(WHAT THE EXERCISE ASKS) Below is a listing; reproduce each line of it exactly.

------------------------------------------------------------------------

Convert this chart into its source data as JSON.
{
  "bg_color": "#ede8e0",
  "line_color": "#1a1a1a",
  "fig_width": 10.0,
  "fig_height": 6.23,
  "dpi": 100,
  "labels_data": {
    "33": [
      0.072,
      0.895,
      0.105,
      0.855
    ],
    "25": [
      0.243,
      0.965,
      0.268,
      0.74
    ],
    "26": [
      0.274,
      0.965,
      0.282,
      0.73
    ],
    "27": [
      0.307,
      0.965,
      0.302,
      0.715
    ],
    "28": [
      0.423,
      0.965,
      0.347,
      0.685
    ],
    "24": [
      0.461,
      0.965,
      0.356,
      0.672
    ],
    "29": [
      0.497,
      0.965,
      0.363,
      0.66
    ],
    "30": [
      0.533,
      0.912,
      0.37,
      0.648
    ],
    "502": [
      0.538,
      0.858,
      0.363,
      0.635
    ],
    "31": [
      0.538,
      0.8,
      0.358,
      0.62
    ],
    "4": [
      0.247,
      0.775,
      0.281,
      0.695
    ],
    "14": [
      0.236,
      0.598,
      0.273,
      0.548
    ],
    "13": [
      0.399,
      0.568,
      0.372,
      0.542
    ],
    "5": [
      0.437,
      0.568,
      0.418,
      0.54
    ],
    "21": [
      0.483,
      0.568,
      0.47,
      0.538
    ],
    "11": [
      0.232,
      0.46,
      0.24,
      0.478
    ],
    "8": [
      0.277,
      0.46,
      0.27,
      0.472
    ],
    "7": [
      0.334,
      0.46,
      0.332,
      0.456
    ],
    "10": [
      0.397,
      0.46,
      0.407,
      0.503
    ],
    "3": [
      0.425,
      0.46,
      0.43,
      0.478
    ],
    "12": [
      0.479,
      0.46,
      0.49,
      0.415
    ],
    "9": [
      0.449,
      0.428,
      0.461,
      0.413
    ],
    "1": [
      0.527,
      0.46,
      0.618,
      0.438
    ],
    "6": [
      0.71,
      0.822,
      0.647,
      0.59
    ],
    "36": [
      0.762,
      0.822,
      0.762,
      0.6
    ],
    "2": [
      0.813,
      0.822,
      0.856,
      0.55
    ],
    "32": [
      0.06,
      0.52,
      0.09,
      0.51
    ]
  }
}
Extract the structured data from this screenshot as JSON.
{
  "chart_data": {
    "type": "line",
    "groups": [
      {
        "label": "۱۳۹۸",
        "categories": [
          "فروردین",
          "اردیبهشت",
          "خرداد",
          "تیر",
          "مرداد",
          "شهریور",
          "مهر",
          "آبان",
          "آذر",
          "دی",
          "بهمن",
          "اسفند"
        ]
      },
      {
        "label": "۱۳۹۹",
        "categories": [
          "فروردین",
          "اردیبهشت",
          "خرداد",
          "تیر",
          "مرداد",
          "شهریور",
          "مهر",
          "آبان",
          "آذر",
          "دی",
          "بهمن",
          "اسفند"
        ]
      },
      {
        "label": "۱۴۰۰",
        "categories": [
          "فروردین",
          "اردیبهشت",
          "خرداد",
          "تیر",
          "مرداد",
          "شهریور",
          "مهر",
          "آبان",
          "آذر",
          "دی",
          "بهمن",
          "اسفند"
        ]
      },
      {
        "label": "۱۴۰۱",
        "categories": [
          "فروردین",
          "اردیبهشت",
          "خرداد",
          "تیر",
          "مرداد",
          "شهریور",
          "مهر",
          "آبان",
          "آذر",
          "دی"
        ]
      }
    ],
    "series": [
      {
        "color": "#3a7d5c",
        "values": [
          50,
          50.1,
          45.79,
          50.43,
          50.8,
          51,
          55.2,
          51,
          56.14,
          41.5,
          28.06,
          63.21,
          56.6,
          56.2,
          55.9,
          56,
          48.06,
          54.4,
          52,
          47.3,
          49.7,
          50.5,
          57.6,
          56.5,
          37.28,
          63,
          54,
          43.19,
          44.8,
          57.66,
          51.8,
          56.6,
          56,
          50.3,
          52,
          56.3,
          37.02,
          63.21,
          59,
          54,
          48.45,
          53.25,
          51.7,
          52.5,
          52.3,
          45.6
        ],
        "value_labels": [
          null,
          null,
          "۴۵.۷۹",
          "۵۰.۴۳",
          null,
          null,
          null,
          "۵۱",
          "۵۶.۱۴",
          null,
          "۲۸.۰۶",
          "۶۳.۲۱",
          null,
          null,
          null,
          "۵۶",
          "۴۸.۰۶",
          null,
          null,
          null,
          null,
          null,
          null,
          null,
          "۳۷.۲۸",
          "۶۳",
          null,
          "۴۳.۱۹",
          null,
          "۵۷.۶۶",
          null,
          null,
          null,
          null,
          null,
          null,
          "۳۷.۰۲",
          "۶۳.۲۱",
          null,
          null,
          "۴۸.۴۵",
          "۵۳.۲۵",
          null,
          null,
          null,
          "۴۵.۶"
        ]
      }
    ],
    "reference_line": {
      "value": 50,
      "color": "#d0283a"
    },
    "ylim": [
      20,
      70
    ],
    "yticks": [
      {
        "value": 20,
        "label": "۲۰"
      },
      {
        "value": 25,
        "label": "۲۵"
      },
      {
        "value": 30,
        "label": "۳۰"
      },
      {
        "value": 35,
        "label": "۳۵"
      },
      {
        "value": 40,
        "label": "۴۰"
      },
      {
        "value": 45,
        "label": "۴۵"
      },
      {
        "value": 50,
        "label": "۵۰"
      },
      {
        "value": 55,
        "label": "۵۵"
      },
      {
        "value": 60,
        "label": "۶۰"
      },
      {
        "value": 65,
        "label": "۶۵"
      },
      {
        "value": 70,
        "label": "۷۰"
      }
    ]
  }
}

------------------------------------------------------------------------

(TASK ANSWER)
Convert this chart into its source data as JSON.
{
  "bg_color": "#ede8e0",
  "line_color": "#1a1a1a",
  "fig_width": 10.0,
  "fig_height": 6.23,
  "dpi": 100,
  "labels_data": {
    "33": [
      0.072,
      0.895,
      0.105,
      0.855
    ],
    "25": [
      0.243,
      0.965,
      0.268,
      0.74
    ],
    "26": [
      0.274,
      0.965,
      0.282,
      0.73
    ],
    "27": [
      0.307,
      0.965,
      0.302,
      0.715
    ],
    "28": [
      0.423,
      0.965,
      0.347,
      0.685
    ],
    "24": [
      0.461,
      0.965,
      0.356,
      0.672
    ],
    "29": [
      0.497,
      0.965,
      0.363,
      0.66
    ],
    "30": [
      0.533,
      0.912,
      0.37,
      0.648
    ],
    "502": [
      0.538,
      0.858,
      0.363,
      0.635
    ],
    "31": [
      0.538,
      0.8,
      0.358,
      0.62
    ],
    "4": [
      0.247,
      0.775,
      0.281,
      0.695
    ],
    "14": [
      0.236,
      0.598,
      0.273,
      0.548
    ],
    "13": [
      0.399,
      0.568,
      0.372,
      0.542
    ],
    "5": [
      0.437,
      0.568,
      0.418,
      0.54
    ],
    "21": [
      0.483,
      0.568,
      0.47,
      0.538
    ],
    "11": [
      0.232,
      0.46,
      0.24,
      0.478
    ],
    "8": [
      0.277,
      0.46,
      0.27,
      0.472
    ],
    "7": [
      0.334,
      0.46,
      0.332,
      0.456
    ],
    "10": [
      0.397,
      0.46,
      0.407,
      0.503
    ],
    "3": [
      0.425,
      0.46,
      0.43,
      0.478
    ],
    "12": [
      0.479,
      0.46,
      0.49,
      0.415
    ],
    "9": [
      0.449,
      0.428,
      0.461,
      0.413
    ],
    "1": [
      0.527,
      0.46,
      0.618,
      0.438
    ],
    "6": [
      0.71,
      0.822,
      0.647,
      0.59
    ],
    "36": [
      0.762,
      0.822,
      0.762,
      0.6
    ],
    "2": [
      0.813,
      0.822,
      0.856,
      0.55
    ],
    "32": [
      0.06,
      0.52,
      0.09,
      0.51
    ]
  }
}
Extract the structured data from this screenshot as JSON.
{
  "chart_data": {
    "type": "line",
    "groups": [
      {
        "label": "۱۳۹۸",
        "categories": [
          "فروردین",
          "اردیبهشت",
          "خرداد",
          "تیر",
          "مرداد",
          "شهریور",
          "مهر",
          "آبان",
          "آذر",
          "دی",
          "بهمن",
          "اسفند"
        ]
      },
      {
        "label": "۱۳۹۹",
        "categories": [
          "فروردین",
          "اردیبهشت",
          "خرداد",
          "تیر",
          "مرداد",
          "شهریور",
          "مهر",
          "آبان",
          "آذر",
          "دی",
          "بهمن",
          "اسفند"
        ]
      },
      {
        "label": "۱۴۰۰",
        "categories": [
          "فروردین",
          "اردیبهشت",
          "خرداد",
          "تیر",
          "مرداد",
          "شهریور",
          "مهر",
          "آبان",
          "آذر",
          "دی",
          "بهمن",
          "اسفند"
        ]
      },
      {
        "label": "۱۴۰۱",
        "categories": [
          "فروردین",
          "اردیبهشت",
          "خرداد",
          "تیر",
          "مرداد",
          "شهریور",
          "مهر",
          "آبان",
          "آذر",
          "دی"
        ]
      }
    ],
    "series": [
      {
        "color": "#3a7d5c",
        "values": [
          50,
          50.1,
          45.79,
          50.43,
          50.8,
          51,
          55.2,
          51,
          56.14,
          41.5,
          28.06,
          63.21,
          56.6,
          56.2,
          55.9,
          56,
          48.06,
          54.4,
          52,
          47.3,
          49.7,
          50.5,
          57.6,
          56.5,
          37.28,
          63,
          54,
          43.19,
          44.8,
          57.66,
          51.8,
          56.6,
          56,
          50.3,
          52,
          56.3,
          37.02,
          63.21,
          59,
          54,
          48.45,
          53.25,
          51.7,
          52.5,
          52.3,
          45.6
        ],
        "value_labels": [
          null,
          null,
          "۴۵.۷۹",
          "۵۰.۴۳",
          null,
          null,
          null,
          "۵۱",
          "۵۶.۱۴",
          null,
          "۲۸.۰۶",
          "۶۳.۲۱",
          null,
          null,
          null,
          "۵۶",
          "۴۸.۰۶",
          null,
          null,
          null,
          null,
          null,
          null,
          null,
          "۳۷.۲۸",
          "۶۳",
          null,
          "۴۳.۱۹",
          null,
          "۵۷.۶۶",
          null,
          null,
          null,
          null,
          null,
          null,
          "۳۷.۰۲",
          "۶۳.۲۱",
          null,
          null,
          "۴۸.۴۵",
          "۵۳.۲۵",
          null,
          null,
          null,
          "۴۵.۶"
        ]
      }
    ],
    "reference_line": {
      "value": 50,
      "color": "#d0283a"
    },
    "ylim": [
      20,
      70
    ],
    "yticks": [
      {
        "value": 20,
        "label": "۲۰"
      },
      {
        "value": 25,
        "label": "۲۵"
      },
      {
        "value": 30,
        "label": "۳۰"
      },
      {
        "value": 35,
        "label": "۳۵"
      },
      {
        "value": 40,
        "label": "۴۰"
      },
      {
        "value": 45,
        "label": "۴۵"
      },
      {
        "value": 50,
        "label": "۵۰"
      },
      {
        "value": 55,
        "label": "۵۵"
      },
      {
        "value": 60,
        "label": "۶۰"
      },
      {
        "value": 65,
        "label": "۶۵"
      },
      {
        "value": 70,
        "label": "۷۰"
      }
    ]
  }
}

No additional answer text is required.